_WHAT NEEDS TO BE DONE_. Rewrite the records as a Markdown table with the columns Row and Entry, covering the line with "Identify all the" up to and including the line with "slice-top <box>274 143 473 252</box>". Give each nonblank line its own numbered row, and leave out the pictures.

_RECORDED INFORMATION_.
*-*-*

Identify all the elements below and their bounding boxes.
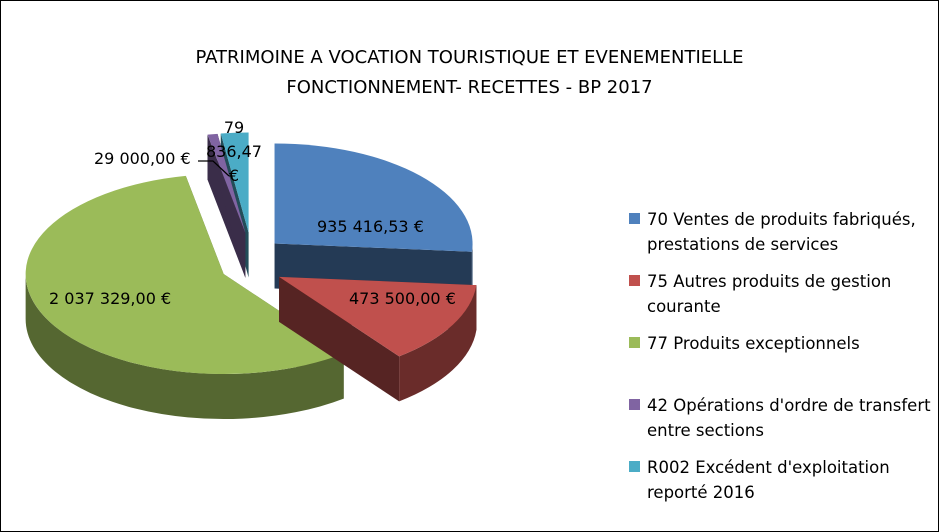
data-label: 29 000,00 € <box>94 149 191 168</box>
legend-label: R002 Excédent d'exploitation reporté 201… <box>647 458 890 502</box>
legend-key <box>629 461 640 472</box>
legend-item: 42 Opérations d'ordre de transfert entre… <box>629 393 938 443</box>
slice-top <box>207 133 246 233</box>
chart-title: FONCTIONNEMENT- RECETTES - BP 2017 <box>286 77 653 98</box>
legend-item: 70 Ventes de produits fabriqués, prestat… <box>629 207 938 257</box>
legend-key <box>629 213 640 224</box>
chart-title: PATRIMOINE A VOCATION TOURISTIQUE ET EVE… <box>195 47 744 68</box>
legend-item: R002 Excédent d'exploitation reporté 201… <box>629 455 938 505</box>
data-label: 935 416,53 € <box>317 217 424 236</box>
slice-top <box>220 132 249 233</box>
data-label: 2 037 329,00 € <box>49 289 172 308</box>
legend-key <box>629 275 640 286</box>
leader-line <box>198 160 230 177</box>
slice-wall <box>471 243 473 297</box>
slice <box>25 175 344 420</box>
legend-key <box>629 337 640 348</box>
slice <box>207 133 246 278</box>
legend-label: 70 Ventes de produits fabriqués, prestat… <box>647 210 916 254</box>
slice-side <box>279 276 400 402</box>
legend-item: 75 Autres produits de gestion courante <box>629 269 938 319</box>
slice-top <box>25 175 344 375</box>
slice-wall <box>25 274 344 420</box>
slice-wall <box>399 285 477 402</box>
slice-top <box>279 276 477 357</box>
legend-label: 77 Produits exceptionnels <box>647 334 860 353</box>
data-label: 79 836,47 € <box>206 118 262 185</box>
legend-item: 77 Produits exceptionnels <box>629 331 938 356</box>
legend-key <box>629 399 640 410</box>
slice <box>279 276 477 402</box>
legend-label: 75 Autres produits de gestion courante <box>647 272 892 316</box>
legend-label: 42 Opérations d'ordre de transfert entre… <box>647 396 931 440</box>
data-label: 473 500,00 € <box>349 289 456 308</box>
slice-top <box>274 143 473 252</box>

*-*-*

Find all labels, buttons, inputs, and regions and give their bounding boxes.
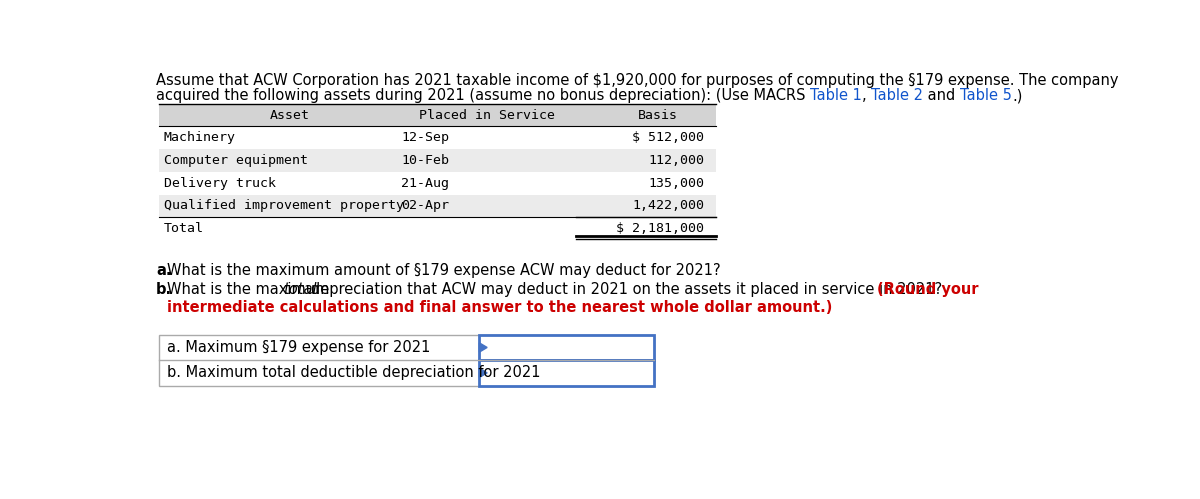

*-*-*

_SOLVED EXERCISE_.
| Row | Entry |
|---|---|
| 1 | Identify all the elements below and their bounding boxes. |
| 2 | data-label: 29 000,00 € <box>94 149 191 168</box> |
| 3 | legend-label: R002 Excédent d'exploitation reporté 201… <box>647 458 890 502</box> |
| 4 | legend-key <box>629 461 640 472</box> |
| 5 | legend-item: 42 Opérations d'ordre de transfert entre… <box>629 393 938 443</box> |
| 6 | slice-top <box>207 133 246 233</box> |
| 7 | chart-title: FONCTIONNEMENT- RECETTES - BP 2017 <box>286 77 653 98</box> |
| 8 | legend-item: 70 Ventes de produits fabriqués, prestat… <box>629 207 938 257</box> |
| 9 | legend-key <box>629 213 640 224</box> |
| 10 | chart-title: PATRIMOINE A VOCATION TOURISTIQUE ET EVE… <box>195 47 744 68</box> |
| 11 | legend-item: R002 Excédent d'exploitation reporté 201… <box>629 455 938 505</box> |
| 12 | data-label: 935 416,53 € <box>317 217 424 236</box> |
| 13 | slice-top <box>220 132 249 233</box> |
| 14 | data-label: 2 037 329,00 € <box>49 289 172 308</box> |
| 15 | legend-key <box>629 275 640 286</box> |
| 16 | leader-line <box>198 160 230 177</box> |
| 17 | slice-wall <box>471 243 473 297</box> |
| 18 | slice <box>25 175 344 420</box> |
| 19 | legend-key <box>629 337 640 348</box> |
| 20 | slice <box>207 133 246 278</box> |
| 21 | legend-label: 70 Ventes de produits fabriqués, prestat… <box>647 210 916 254</box> |
| 22 | slice-side <box>279 276 400 402</box> |
| 23 | legend-item: 75 Autres produits de gestion courante <box>629 269 938 319</box> |
| 24 | slice-top <box>25 175 344 375</box> |
| 25 | slice-wall <box>25 274 344 420</box> |
| 26 | slice-wall <box>399 285 477 402</box> |
| 27 | slice-top <box>279 276 477 357</box> |
| 28 | legend-label: 77 Produits exceptionnels <box>647 334 860 353</box> |
| 29 | data-label: 79 836,47 € <box>206 118 262 185</box> |
| 30 | legend-item: 77 Produits exceptionnels <box>629 331 938 356</box> |
| 31 | legend-key <box>629 399 640 410</box> |
| 32 | slice <box>279 276 477 402</box> |
| 33 | legend-label: 75 Autres produits de gestion courante <box>647 272 892 316</box> |
| 34 | legend-label: 42 Opérations d'ordre de transfert entre… <box>647 396 931 440</box> |
| 35 | data-label: 473 500,00 € <box>349 289 456 308</box> |
| 36 | slice-top <box>274 143 473 252</box> |